Exercise task
Output the data that follows exactly, line for line.

Records provided

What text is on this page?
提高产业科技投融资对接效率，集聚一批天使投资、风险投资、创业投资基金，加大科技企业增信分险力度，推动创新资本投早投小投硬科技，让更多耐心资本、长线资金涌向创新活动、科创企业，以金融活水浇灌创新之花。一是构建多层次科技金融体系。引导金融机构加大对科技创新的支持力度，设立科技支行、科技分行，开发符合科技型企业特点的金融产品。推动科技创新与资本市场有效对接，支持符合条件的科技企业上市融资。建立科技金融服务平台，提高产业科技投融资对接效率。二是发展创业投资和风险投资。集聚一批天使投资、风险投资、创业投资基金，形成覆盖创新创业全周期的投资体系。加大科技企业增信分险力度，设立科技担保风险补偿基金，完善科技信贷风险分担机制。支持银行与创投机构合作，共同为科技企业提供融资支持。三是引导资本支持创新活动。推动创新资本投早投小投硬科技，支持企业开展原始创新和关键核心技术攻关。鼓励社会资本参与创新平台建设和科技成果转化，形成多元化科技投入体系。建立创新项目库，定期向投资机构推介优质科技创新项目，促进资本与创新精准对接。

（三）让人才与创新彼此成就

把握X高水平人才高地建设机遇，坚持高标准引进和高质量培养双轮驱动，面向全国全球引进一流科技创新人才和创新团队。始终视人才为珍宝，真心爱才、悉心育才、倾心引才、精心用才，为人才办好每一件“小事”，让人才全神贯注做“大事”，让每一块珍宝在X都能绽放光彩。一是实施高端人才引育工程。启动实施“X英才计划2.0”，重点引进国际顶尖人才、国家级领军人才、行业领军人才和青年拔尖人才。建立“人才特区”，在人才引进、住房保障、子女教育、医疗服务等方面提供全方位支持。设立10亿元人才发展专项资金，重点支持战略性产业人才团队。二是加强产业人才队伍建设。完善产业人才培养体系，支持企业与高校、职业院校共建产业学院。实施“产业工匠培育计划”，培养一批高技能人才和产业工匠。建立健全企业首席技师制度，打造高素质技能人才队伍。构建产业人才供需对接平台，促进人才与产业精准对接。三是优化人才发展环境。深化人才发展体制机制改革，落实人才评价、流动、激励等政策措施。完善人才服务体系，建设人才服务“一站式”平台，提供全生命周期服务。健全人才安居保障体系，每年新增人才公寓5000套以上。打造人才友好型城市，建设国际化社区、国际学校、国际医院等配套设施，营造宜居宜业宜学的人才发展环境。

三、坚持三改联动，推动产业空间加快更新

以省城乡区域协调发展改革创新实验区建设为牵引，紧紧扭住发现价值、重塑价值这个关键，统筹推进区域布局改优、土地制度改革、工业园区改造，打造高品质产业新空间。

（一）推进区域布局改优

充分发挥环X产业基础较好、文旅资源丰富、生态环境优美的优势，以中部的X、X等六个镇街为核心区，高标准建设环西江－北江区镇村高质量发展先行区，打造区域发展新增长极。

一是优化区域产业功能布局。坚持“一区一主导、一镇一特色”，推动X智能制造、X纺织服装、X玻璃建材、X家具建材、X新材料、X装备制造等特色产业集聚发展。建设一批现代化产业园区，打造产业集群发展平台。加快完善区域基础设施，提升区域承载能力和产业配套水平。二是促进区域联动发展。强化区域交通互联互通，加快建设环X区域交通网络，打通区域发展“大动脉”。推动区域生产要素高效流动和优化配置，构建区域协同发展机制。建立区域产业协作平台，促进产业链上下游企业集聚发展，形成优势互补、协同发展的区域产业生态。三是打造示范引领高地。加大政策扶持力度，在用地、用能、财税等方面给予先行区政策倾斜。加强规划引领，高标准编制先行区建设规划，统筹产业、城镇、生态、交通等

Task result
What text is on this page?
提高产业科技投融资对接效率，集聚一批天使投资、风险投资、创业投资基金，加大科技企业增信分险力度，推动创新资本投早投小投硬科技，让更多耐心资本、长线资金涌向创新活动、科创企业，以金融活水浇灌创新之花。一是构建多层次科技金融体系。引导金融机构加大对科技创新的支持力度，设立科技支行、科技分行，开发符合科技型企业特点的金融产品。推动科技创新与资本市场有效对接，支持符合条件的科技企业上市融资。建立科技金融服务平台，提高产业科技投融资对接效率。二是发展创业投资和风险投资。集聚一批天使投资、风险投资、创业投资基金，形成覆盖创新创业全周期的投资体系。加大科技企业增信分险力度，设立科技担保风险补偿基金，完善科技信贷风险分担机制。支持银行与创投机构合作，共同为科技企业提供融资支持。三是引导资本支持创新活动。推动创新资本投早投小投硬科技，支持企业开展原始创新和关键核心技术攻关。鼓励社会资本参与创新平台建设和科技成果转化，形成多元化科技投入体系。建立创新项目库，定期向投资机构推介优质科技创新项目，促进资本与创新精准对接。

（三）让人才与创新彼此成就

把握X高水平人才高地建设机遇，坚持高标准引进和高质量培养双轮驱动，面向全国全球引进一流科技创新人才和创新团队。始终视人才为珍宝，真心爱才、悉心育才、倾心引才、精心用才，为人才办好每一件“小事”，让人才全神贯注做“大事”，让每一块珍宝在X都能绽放光彩。一是实施高端人才引育工程。启动实施“X英才计划2.0”，重点引进国际顶尖人才、国家级领军人才、行业领军人才和青年拔尖人才。建立“人才特区”，在人才引进、住房保障、子女教育、医疗服务等方面提供全方位支持。设立10亿元人才发展专项资金，重点支持战略性产业人才团队。二是加强产业人才队伍建设。完善产业人才培养体系，支持企业与高校、职业院校共建产业学院。实施“产业工匠培育计划”，培养一批高技能人才和产业工匠。建立健全企业首席技师制度，打造高素质技能人才队伍。构建产业人才供需对接平台，促进人才与产业精准对接。三是优化人才发展环境。深化人才发展体制机制改革，落实人才评价、流动、激励等政策措施。完善人才服务体系，建设人才服务“一站式”平台，提供全生命周期服务。健全人才安居保障体系，每年新增人才公寓5000套以上。打造人才友好型城市，建设国际化社区、国际学校、国际医院等配套设施，营造宜居宜业宜学的人才发展环境。

三、坚持三改联动，推动产业空间加快更新

以省城乡区域协调发展改革创新实验区建设为牵引，紧紧扭住发现价值、重塑价值这个关键，统筹推进区域布局改优、土地制度改革、工业园区改造，打造高品质产业新空间。

（一）推进区域布局改优

充分发挥环X产业基础较好、文旅资源丰富、生态环境优美的优势，以中部的X、X等六个镇街为核心区，高标准建设环西江－北江区镇村高质量发展先行区，打造区域发展新增长极。

一是优化区域产业功能布局。坚持“一区一主导、一镇一特色”，推动X智能制造、X纺织服装、X玻璃建材、X家具建材、X新材料、X装备制造等特色产业集聚发展。建设一批现代化产业园区，打造产业集群发展平台。加快完善区域基础设施，提升区域承载能力和产业配套水平。二是促进区域联动发展。强化区域交通互联互通，加快建设环X区域交通网络，打通区域发展“大动脉”。推动区域生产要素高效流动和优化配置，构建区域协同发展机制。建立区域产业协作平台，促进产业链上下游企业集聚发展，形成优势互补、协同发展的区域产业生态。三是打造示范引领高地。加大政策扶持力度，在用地、用能、财税等方面给予先行区政策倾斜。加强规划引领，高标准编制先行区建设规划，统筹产业、城镇、生态、交通等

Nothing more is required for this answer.